• **OBJECTIVE**: From the entries below, gather every line containing the string "одноклассники".

• **INFORMATION SHOWN**:
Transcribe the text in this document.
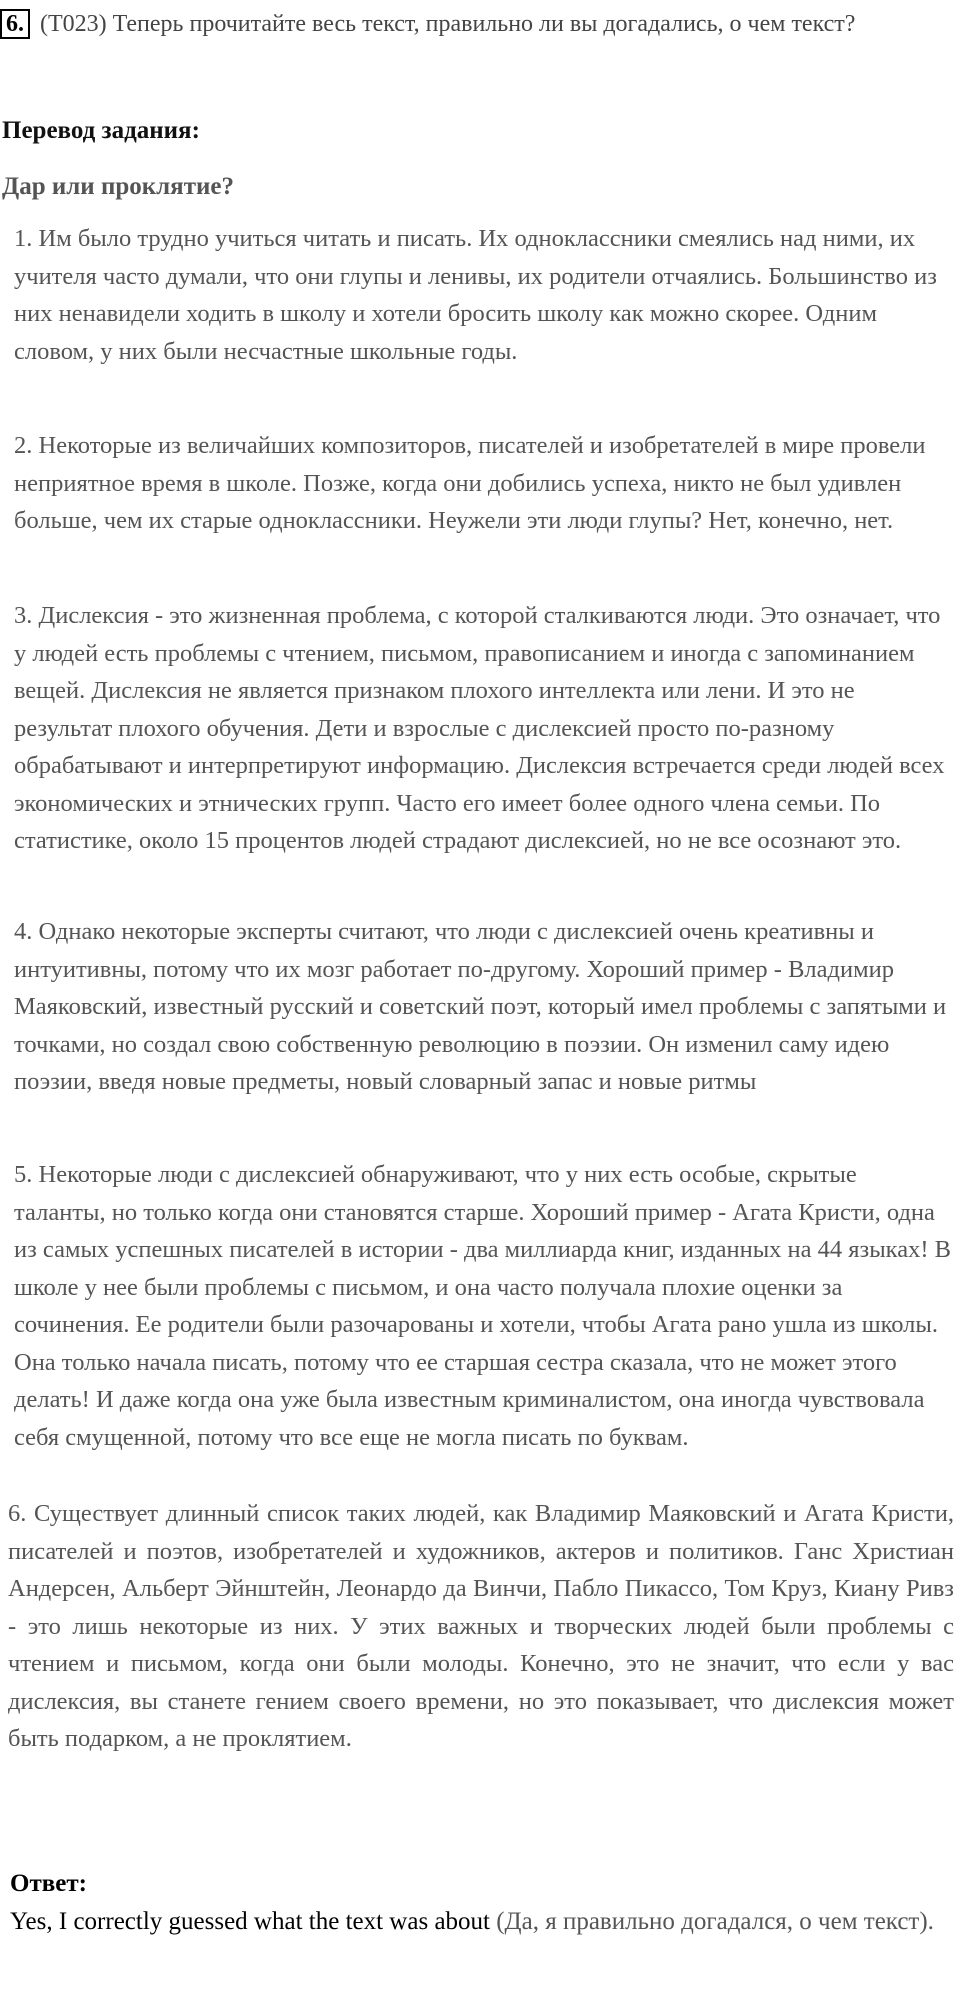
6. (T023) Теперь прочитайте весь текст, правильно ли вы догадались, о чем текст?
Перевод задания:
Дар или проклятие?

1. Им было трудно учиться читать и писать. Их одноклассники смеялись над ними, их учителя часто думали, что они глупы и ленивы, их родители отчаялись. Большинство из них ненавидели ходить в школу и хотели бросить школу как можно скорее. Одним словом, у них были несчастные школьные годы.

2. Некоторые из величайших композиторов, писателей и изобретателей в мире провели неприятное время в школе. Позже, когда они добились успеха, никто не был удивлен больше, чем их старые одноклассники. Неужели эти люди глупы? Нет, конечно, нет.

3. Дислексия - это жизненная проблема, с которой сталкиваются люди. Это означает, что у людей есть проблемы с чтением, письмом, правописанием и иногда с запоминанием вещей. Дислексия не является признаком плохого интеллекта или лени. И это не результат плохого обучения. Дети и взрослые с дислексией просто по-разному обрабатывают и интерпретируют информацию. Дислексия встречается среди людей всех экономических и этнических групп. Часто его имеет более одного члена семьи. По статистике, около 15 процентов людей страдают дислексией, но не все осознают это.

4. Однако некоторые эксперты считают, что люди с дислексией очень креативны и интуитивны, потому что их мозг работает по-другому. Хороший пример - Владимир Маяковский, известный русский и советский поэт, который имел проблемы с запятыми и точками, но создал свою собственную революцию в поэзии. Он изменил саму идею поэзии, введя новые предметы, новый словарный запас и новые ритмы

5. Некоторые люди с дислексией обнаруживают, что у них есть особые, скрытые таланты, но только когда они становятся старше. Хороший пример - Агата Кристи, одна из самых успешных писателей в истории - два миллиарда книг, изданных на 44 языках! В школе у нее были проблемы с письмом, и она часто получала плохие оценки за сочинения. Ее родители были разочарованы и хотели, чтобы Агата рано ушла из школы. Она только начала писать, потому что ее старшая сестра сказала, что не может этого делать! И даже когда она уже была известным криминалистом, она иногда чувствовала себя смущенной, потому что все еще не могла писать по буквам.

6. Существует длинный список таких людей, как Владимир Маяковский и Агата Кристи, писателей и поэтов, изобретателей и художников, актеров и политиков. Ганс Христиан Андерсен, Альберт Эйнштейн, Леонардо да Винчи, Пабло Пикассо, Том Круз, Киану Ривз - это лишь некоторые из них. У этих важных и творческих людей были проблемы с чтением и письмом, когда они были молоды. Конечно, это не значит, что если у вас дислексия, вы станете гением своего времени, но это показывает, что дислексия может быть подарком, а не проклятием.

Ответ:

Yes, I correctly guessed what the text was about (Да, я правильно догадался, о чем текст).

• **SOLUTION TO THIS TASK**:
1. Им было трудно учиться читать и писать. Их одноклассники смеялись над ними, их учителя часто думали, что они глупы и ленивы, их родители отчаялись. Большинство из них ненавидели ходить в школу и хотели бросить школу как можно скорее. Одним словом, у них были несчастные школьные годы.
2. Некоторые из величайших композиторов, писателей и изобретателей в мире провели неприятное время в школе. Позже, когда они добились успеха, никто не был удивлен больше, чем их старые одноклассники. Неужели эти люди глупы? Нет, конечно, нет.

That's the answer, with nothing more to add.